Extracted records:
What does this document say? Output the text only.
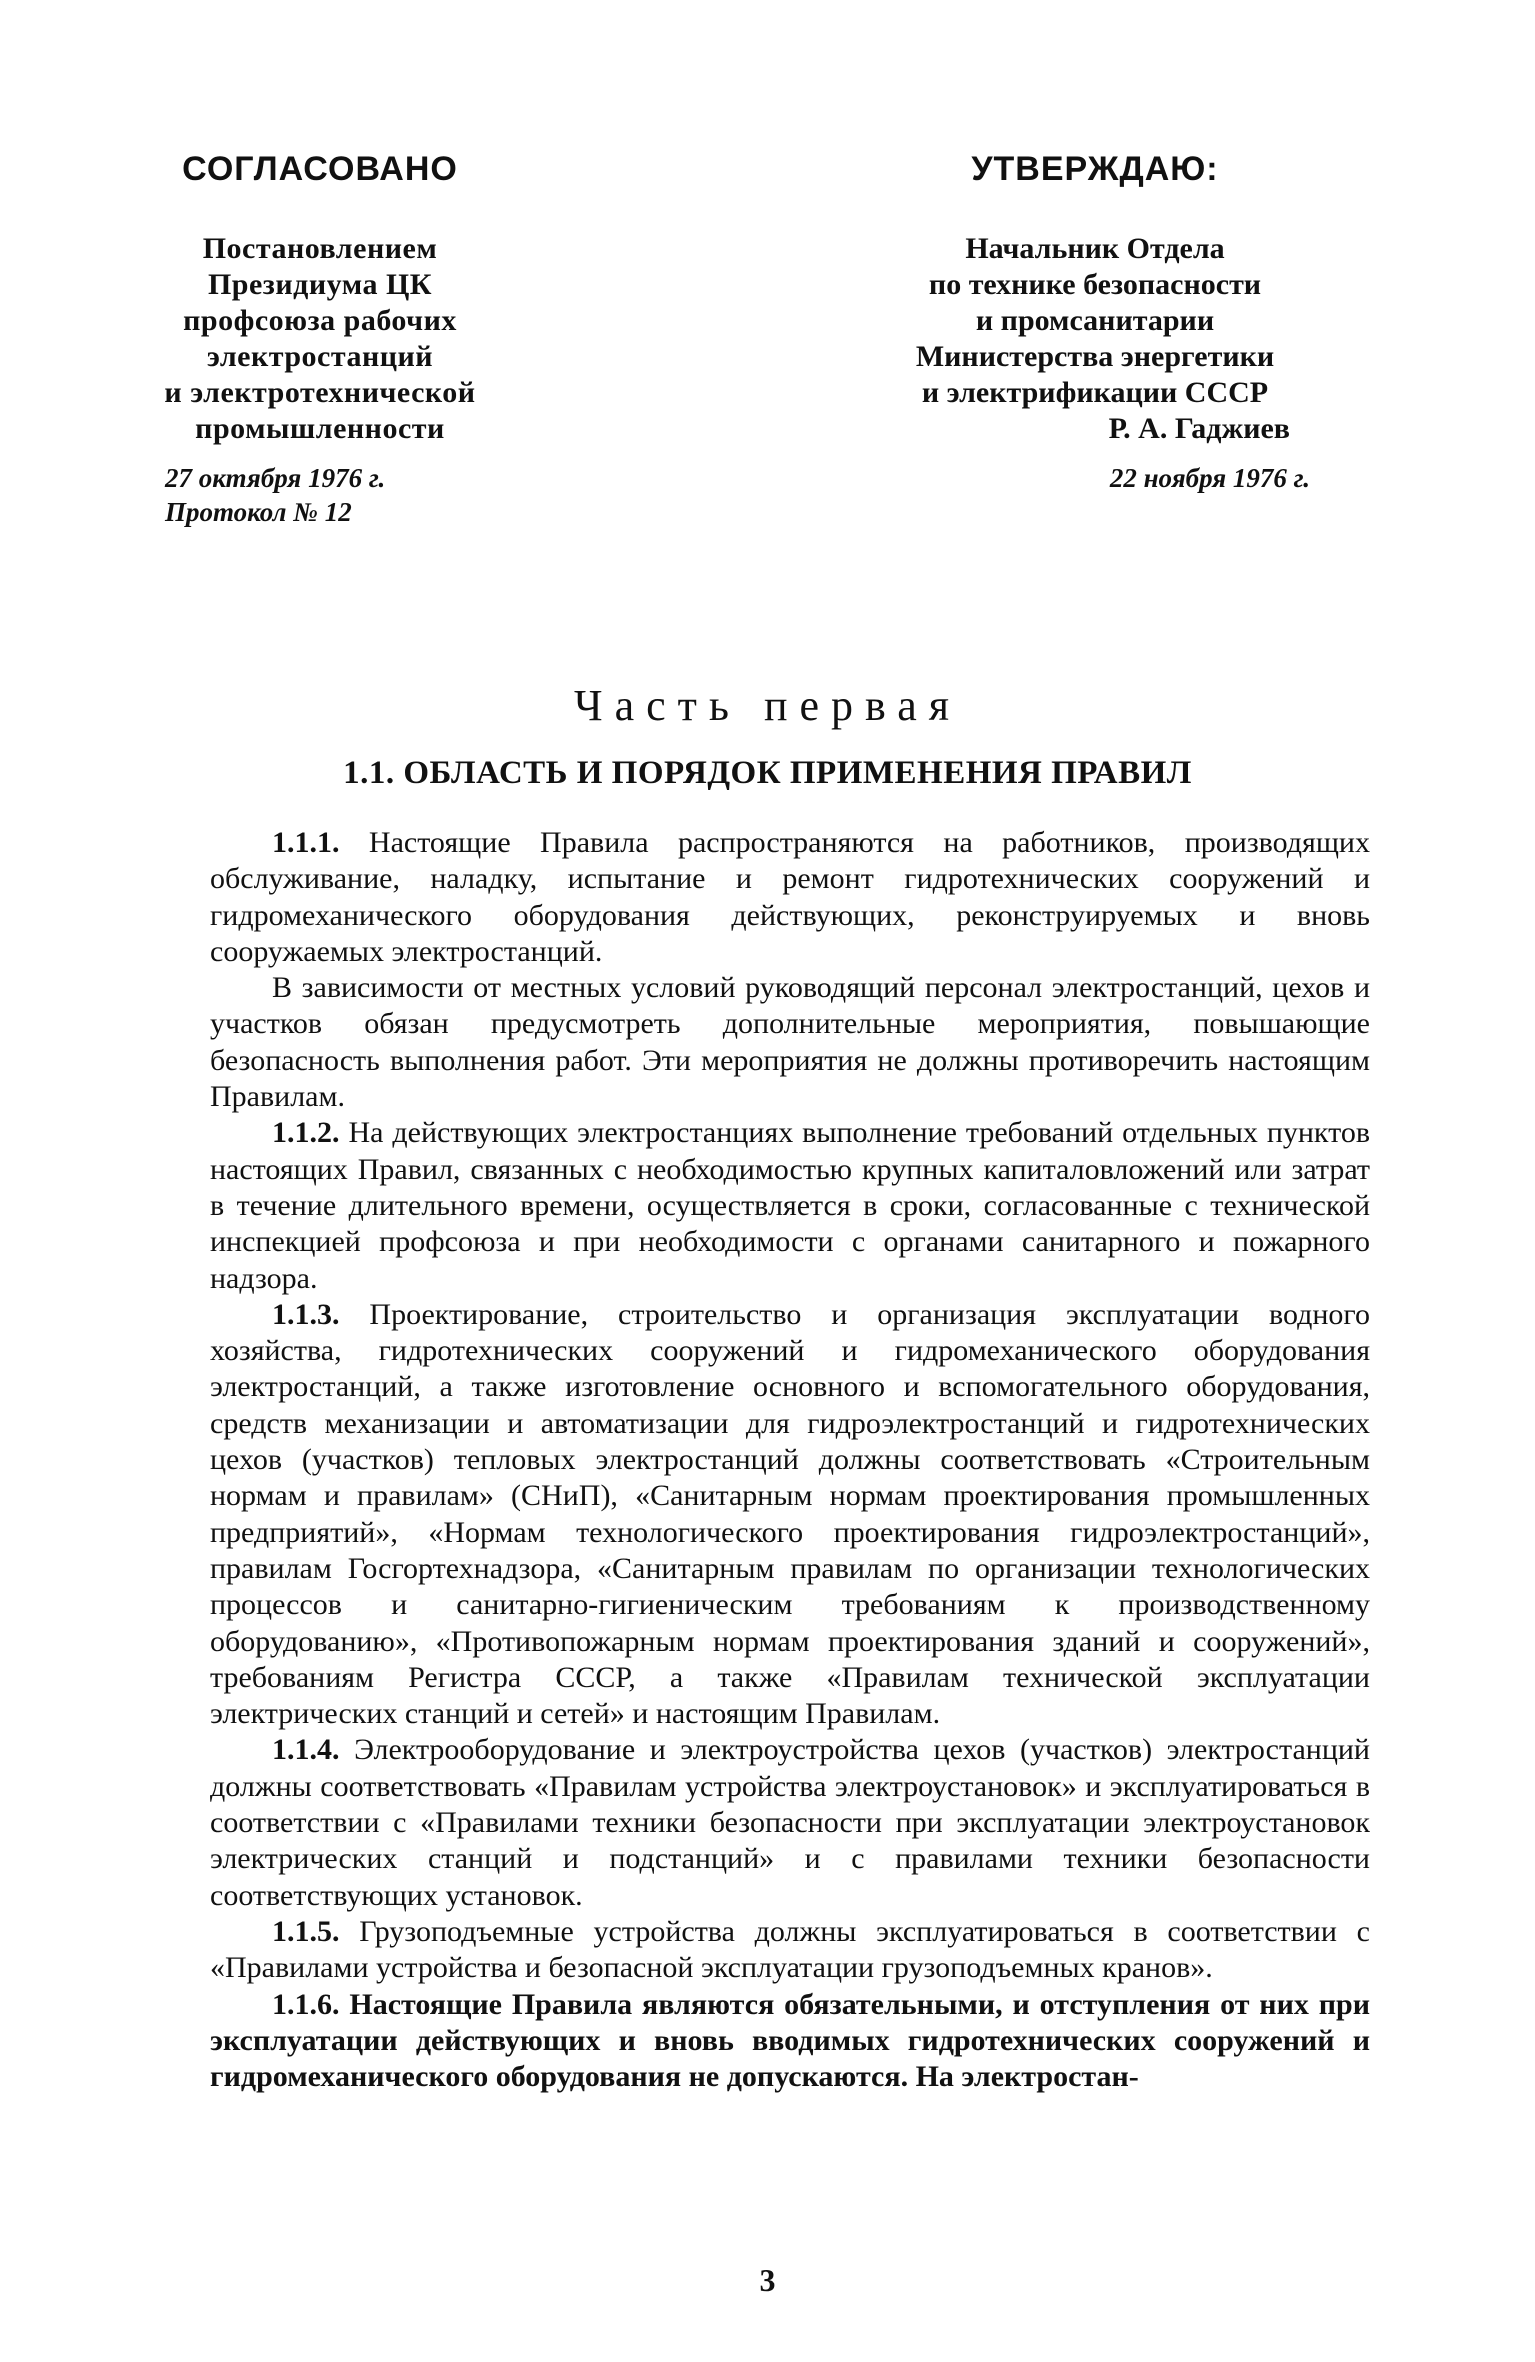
СОГЛАСОВАНО
Постановлением
Президиума ЦК
профсоюза рабочих
электростанций
и электротехнической
промышленности
27 октября 1976 г.
Протокол № 12
УТВЕРЖДАЮ:
Начальник Отдела
по технике безопасности
и промсанитарии
Министерства энергетики
и электрификации СССР
Р. А. Гаджиев
22 ноября 1976 г.
Часть первая
1.1. ОБЛАСТЬ И ПОРЯДОК ПРИМЕНЕНИЯ ПРАВИЛ

1.1.1. Настоящие Правила распространяются на работников, производящих обслуживание, наладку, испытание и ремонт гидротехнических сооружений и гидромеханического оборудования действующих, реконструируемых и вновь сооружаемых электростанций.

В зависимости от местных условий руководящий персонал электростанций, цехов и участков обязан предусмотреть дополнительные мероприятия, повышающие безопасность выполнения работ. Эти мероприятия не должны противоречить настоящим Правилам.

1.1.2. На действующих электростанциях выполнение требований отдельных пунктов настоящих Правил, связанных с необходимостью крупных капиталовложений или затрат в течение длительного времени, осуществляется в сроки, согласованные с технической инспекцией профсоюза и при необходимости с органами санитарного и пожарного надзора.

1.1.3. Проектирование, строительство и организация эксплуатации водного хозяйства, гидротехнических сооружений и гидромеханического оборудования электростанций, а также изготовление основного и вспомогательного оборудования, средств механизации и автоматизации для гидроэлектростанций и гидротехнических цехов (участков) тепловых электростанций должны соответствовать «Строительным нормам и правилам» (СНиП), «Санитарным нормам проектирования промышленных предприятий», «Нормам технологического проектирования гидроэлектростанций», правилам Госгортехнадзора, «Санитарным правилам по организации технологических процессов и санитарно-гигиеническим требованиям к производственному оборудованию», «Противопожарным нормам проектирования зданий и сооружений», требованиям Регистра СССР, а также «Правилам технической эксплуатации электрических станций и сетей» и настоящим Правилам.

1.1.4. Электрооборудование и электроустройства цехов (участков) электростанций должны соответствовать «Правилам устройства электроустановок» и эксплуатироваться в соответствии с «Правилами техники безопасности при эксплуатации электроустановок электрических станций и подстанций» и с правилами техники безопасности соответствующих установок.

1.1.5. Грузоподъемные устройства должны эксплуатироваться в соответствии с «Правилами устройства и безопасной эксплуатации грузоподъемных кранов».

1.1.6. Настоящие Правила являются обязательными, и отступления от них при эксплуатации действующих и вновь вводимых гидротехнических сооружений и гидромеханического оборудования не допускаются. На электростан-

3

Task prompt:
Repeat the material above in full and unchanged, minus its images.

The answer:
What does this document say? Output the text only.
СОГЛАСОВАНО
Постановлением
Президиума ЦК
профсоюза рабочих
электростанций
и электротехнической
промышленности
27 октября 1976 г.
Протокол № 12
УТВЕРЖДАЮ:
Начальник Отдела
по технике безопасности
и промсанитарии
Министерства энергетики
и электрификации СССР
Р. А. Гаджиев
22 ноября 1976 г.
Часть первая
1.1. ОБЛАСТЬ И ПОРЯДОК ПРИМЕНЕНИЯ ПРАВИЛ

1.1.1. Настоящие Правила распространяются на работников, производящих обслуживание, наладку, испытание и ремонт гидротехнических сооружений и гидромеханического оборудования действующих, реконструируемых и вновь сооружаемых электростанций.

В зависимости от местных условий руководящий персонал электростанций, цехов и участков обязан предусмотреть дополнительные мероприятия, повышающие безопасность выполнения работ. Эти мероприятия не должны противоречить настоящим Правилам.

1.1.2. На действующих электростанциях выполнение требований отдельных пунктов настоящих Правил, связанных с необходимостью крупных капиталовложений или затрат в течение длительного времени, осуществляется в сроки, согласованные с технической инспекцией профсоюза и при необходимости с органами санитарного и пожарного надзора.

1.1.3. Проектирование, строительство и организация эксплуатации водного хозяйства, гидротехнических сооружений и гидромеханического оборудования электростанций, а также изготовление основного и вспомогательного оборудования, средств механизации и автоматизации для гидроэлектростанций и гидротехнических цехов (участков) тепловых электростанций должны соответствовать «Строительным нормам и правилам» (СНиП), «Санитарным нормам проектирования промышленных предприятий», «Нормам технологического проектирования гидроэлектростанций», правилам Госгортехнадзора, «Санитарным правилам по организации технологических процессов и санитарно-гигиеническим требованиям к производственному оборудованию», «Противопожарным нормам проектирования зданий и сооружений», требованиям Регистра СССР, а также «Правилам технической эксплуатации электрических станций и сетей» и настоящим Правилам.

1.1.4. Электрооборудование и электроустройства цехов (участков) электростанций должны соответствовать «Правилам устройства электроустановок» и эксплуатироваться в соответствии с «Правилами техники безопасности при эксплуатации электроустановок электрических станций и подстанций» и с правилами техники безопасности соответствующих установок.

1.1.5. Грузоподъемные устройства должны эксплуатироваться в соответствии с «Правилами устройства и безопасной эксплуатации грузоподъемных кранов».

1.1.6. Настоящие Правила являются обязательными, и отступления от них при эксплуатации действующих и вновь вводимых гидротехнических сооружений и гидромеханического оборудования не допускаются. На электростан-

3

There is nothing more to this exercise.